How many of the lines below contain "xlabel"? Answer with that number alone.

====== Stored data

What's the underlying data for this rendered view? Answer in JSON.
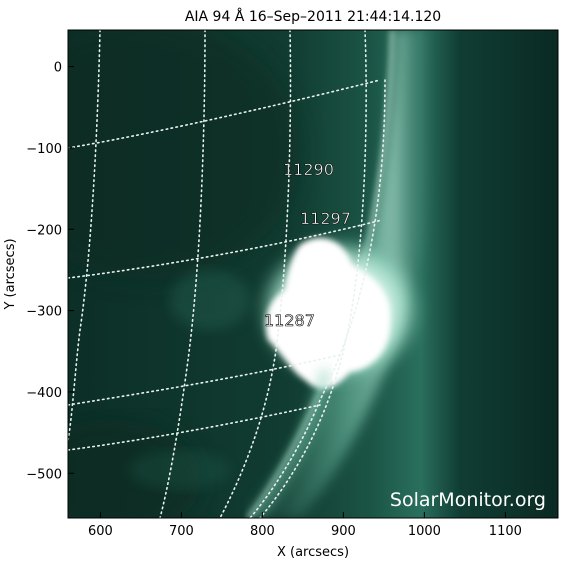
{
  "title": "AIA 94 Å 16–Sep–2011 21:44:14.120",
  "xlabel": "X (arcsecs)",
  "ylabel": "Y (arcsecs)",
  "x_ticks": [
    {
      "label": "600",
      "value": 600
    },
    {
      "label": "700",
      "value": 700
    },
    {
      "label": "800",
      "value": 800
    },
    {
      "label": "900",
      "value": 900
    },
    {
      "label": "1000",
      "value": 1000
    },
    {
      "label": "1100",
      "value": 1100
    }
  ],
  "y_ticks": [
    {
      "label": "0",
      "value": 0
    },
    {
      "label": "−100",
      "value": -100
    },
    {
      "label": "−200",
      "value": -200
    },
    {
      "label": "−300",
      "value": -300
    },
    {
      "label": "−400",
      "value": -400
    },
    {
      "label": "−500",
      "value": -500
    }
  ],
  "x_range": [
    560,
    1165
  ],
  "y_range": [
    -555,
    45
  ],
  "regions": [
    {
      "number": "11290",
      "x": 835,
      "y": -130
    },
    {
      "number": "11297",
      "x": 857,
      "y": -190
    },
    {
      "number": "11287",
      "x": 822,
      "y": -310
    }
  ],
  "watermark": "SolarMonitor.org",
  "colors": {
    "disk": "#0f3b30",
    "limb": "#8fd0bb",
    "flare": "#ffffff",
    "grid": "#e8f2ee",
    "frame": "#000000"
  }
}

============
====== Stored data

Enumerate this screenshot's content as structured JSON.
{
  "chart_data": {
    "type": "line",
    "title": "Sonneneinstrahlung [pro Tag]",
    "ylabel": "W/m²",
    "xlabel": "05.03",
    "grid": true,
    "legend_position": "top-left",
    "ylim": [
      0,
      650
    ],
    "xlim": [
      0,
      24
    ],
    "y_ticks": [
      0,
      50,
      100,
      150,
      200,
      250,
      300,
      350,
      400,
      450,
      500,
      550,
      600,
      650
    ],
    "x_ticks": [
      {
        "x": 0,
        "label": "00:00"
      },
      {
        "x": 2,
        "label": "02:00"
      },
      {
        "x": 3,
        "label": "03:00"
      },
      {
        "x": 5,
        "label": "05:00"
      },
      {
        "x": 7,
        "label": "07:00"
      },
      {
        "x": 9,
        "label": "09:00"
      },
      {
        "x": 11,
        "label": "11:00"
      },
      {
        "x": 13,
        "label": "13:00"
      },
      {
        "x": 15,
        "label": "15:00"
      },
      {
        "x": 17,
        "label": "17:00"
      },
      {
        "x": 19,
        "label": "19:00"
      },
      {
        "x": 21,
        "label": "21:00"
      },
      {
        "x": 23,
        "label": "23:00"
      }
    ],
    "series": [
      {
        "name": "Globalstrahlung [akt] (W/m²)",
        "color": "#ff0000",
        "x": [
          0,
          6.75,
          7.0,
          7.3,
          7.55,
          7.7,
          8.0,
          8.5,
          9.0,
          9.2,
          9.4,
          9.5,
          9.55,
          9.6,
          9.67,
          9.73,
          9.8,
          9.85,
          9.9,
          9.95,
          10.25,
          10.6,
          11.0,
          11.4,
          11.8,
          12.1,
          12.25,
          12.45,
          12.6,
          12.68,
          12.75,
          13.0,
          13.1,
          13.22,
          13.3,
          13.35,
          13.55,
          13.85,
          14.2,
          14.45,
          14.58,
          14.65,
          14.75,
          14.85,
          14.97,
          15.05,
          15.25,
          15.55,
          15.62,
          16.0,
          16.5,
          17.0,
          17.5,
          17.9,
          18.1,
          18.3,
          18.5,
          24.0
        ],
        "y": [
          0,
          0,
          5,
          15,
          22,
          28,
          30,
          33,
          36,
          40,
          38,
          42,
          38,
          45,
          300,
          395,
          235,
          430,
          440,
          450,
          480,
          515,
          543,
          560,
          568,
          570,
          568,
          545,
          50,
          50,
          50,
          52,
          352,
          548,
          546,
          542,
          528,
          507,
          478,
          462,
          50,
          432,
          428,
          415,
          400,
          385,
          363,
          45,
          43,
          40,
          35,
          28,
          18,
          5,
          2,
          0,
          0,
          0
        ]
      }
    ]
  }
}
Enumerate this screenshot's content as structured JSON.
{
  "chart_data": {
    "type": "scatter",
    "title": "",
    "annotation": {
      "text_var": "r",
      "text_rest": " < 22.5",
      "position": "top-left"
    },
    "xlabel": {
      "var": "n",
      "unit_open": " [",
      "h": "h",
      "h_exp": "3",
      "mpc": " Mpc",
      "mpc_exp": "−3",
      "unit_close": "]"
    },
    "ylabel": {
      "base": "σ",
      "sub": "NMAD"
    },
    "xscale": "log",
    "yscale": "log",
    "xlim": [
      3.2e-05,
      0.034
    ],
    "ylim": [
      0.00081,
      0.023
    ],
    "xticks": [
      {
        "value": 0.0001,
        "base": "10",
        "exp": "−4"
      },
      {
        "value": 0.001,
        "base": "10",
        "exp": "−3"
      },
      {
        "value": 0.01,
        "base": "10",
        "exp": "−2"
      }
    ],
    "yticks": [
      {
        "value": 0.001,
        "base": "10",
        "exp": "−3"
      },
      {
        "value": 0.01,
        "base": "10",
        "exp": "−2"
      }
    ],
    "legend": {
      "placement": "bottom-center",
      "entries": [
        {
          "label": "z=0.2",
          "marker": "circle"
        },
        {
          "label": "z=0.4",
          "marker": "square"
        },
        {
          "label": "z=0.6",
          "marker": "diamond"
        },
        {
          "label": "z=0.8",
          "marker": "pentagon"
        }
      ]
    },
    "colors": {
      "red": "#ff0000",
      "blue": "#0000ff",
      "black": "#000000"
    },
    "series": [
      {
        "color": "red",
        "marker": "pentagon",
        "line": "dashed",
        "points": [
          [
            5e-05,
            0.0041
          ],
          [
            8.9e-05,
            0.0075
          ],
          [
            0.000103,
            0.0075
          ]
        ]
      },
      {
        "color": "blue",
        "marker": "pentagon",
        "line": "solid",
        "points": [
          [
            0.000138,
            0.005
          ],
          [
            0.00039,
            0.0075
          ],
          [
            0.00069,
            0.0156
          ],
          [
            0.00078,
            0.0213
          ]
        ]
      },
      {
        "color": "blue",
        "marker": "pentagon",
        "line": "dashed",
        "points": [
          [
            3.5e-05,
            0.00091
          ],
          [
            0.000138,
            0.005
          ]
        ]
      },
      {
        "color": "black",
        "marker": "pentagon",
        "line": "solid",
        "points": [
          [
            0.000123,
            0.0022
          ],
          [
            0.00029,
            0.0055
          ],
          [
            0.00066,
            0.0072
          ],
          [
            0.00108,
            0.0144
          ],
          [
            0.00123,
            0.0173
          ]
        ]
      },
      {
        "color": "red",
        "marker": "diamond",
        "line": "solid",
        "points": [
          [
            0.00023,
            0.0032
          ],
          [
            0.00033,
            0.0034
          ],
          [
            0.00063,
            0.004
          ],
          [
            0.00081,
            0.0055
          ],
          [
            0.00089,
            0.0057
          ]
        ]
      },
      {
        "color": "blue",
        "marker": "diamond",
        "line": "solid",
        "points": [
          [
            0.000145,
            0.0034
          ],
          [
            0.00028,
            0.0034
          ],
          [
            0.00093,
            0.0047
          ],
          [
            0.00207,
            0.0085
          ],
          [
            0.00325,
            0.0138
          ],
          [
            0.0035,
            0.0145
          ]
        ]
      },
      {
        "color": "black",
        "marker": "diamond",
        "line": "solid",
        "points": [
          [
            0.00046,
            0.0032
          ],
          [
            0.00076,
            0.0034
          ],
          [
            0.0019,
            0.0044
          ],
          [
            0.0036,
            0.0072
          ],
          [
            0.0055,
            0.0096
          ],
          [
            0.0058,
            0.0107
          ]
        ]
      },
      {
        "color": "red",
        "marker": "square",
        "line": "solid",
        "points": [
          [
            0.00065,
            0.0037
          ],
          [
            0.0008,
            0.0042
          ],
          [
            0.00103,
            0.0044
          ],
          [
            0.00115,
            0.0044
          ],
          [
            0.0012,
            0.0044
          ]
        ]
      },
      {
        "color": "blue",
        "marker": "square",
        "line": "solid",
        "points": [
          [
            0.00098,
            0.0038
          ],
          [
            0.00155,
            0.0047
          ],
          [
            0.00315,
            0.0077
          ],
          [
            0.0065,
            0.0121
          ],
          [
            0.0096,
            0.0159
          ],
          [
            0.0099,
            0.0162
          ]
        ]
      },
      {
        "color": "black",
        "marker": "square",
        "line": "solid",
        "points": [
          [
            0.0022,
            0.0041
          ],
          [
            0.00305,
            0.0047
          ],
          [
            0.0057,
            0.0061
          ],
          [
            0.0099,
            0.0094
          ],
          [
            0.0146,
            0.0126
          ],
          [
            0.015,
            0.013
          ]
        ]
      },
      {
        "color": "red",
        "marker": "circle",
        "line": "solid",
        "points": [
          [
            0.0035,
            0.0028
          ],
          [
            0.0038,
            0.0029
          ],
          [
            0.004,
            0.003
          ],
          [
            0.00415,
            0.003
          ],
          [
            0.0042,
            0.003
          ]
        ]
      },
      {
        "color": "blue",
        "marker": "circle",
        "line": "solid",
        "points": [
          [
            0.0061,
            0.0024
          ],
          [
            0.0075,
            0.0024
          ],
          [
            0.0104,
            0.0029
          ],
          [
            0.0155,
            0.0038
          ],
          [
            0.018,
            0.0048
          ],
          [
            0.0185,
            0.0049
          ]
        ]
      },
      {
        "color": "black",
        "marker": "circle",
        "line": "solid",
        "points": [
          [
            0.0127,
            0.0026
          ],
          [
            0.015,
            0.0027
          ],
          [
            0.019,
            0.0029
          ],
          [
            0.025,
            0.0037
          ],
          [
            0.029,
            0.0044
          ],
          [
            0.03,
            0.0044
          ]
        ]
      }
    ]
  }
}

============

Result of the task | 3